Gather all lines in the entries below that include the word "with".

>> Begin

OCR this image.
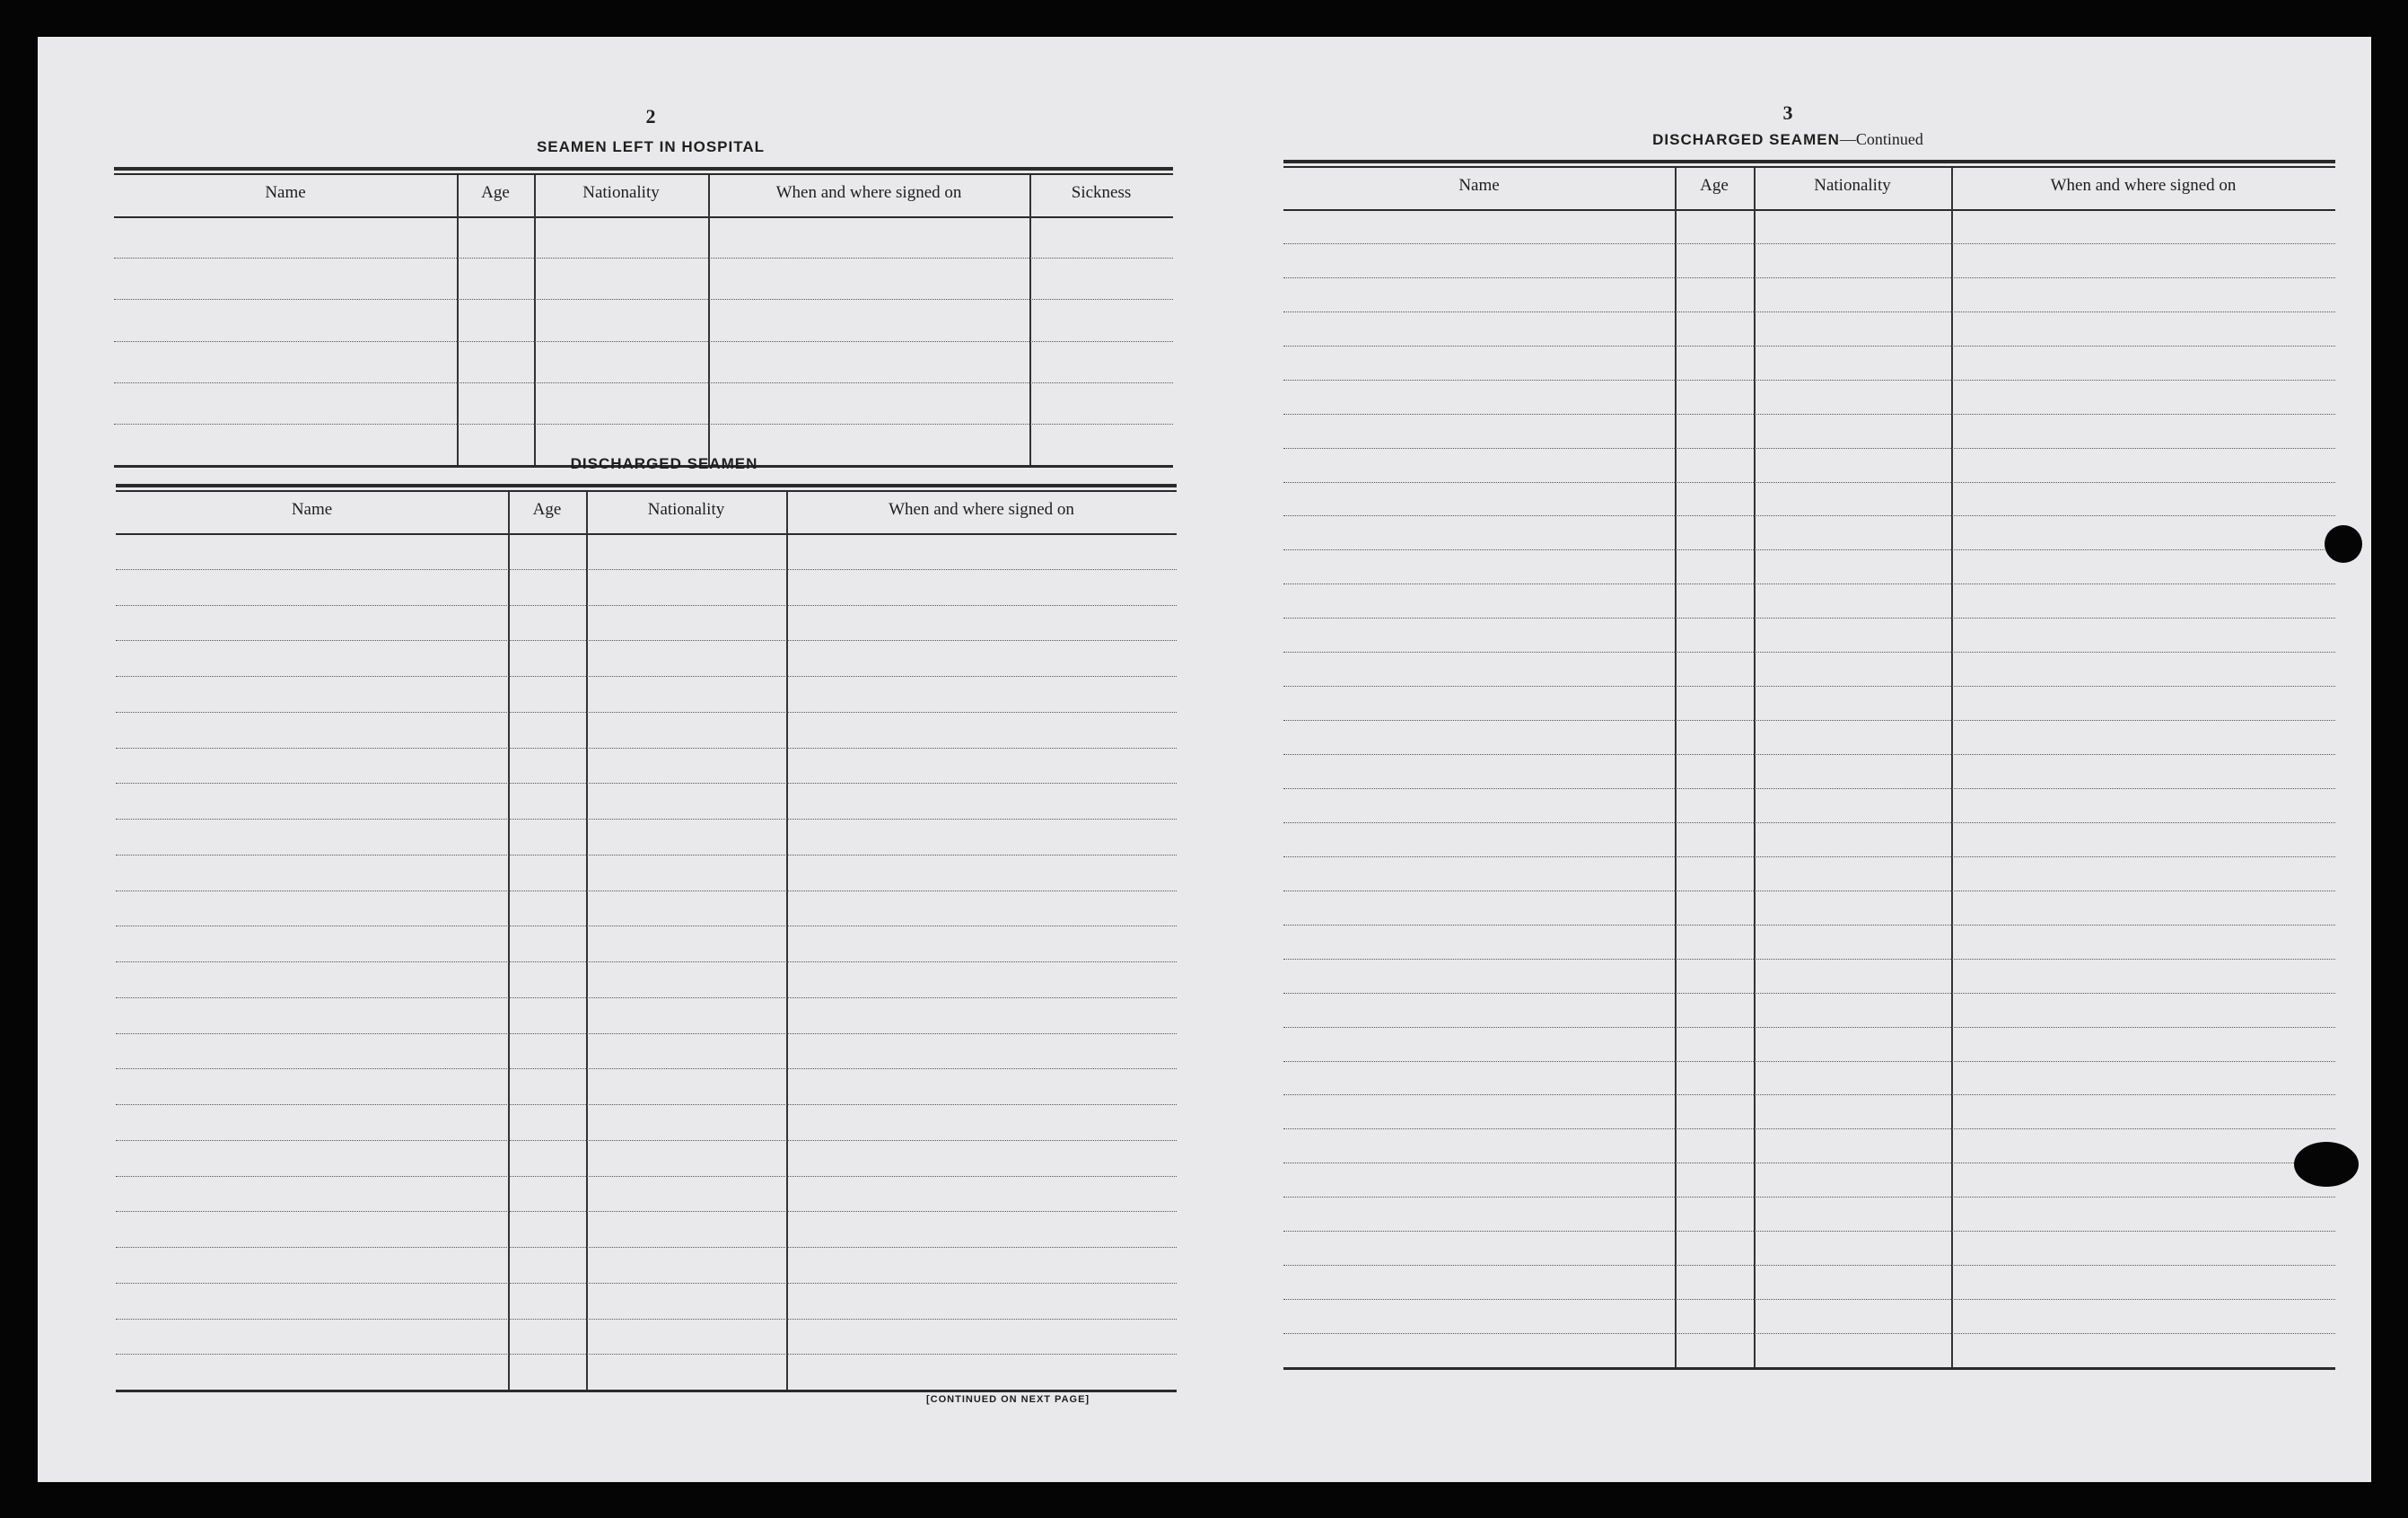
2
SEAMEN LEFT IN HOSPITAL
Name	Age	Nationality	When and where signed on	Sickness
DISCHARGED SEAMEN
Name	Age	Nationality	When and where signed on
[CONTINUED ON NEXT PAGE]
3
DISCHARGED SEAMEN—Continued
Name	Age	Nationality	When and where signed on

>> End
>> Begin

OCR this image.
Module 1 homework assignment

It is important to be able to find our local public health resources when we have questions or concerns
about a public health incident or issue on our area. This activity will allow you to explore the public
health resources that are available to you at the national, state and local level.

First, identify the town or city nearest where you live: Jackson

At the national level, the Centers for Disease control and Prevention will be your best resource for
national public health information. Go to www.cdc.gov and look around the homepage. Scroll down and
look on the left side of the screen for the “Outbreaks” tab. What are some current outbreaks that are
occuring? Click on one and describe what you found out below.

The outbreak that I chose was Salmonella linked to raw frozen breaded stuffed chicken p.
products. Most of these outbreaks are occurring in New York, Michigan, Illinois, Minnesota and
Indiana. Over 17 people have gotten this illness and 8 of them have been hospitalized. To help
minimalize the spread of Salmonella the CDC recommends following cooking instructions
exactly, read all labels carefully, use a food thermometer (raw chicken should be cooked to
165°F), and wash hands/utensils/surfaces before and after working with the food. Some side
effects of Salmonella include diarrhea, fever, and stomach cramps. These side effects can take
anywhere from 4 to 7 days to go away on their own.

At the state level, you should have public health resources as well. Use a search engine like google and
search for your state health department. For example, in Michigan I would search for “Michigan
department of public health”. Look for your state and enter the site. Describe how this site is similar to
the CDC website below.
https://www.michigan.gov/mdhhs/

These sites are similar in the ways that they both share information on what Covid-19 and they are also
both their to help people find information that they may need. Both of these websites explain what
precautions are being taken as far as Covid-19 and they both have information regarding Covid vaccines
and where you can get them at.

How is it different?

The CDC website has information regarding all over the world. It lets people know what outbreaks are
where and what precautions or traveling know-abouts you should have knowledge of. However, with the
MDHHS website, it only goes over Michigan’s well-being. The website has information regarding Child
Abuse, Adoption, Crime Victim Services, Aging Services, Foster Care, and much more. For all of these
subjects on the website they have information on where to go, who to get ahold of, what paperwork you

>> End

• Output below
165°F), and wash hands/utensils/surfaces before and after working with the food. Some side
where and what precautions or traveling know-abouts you should have knowledge of. However, with the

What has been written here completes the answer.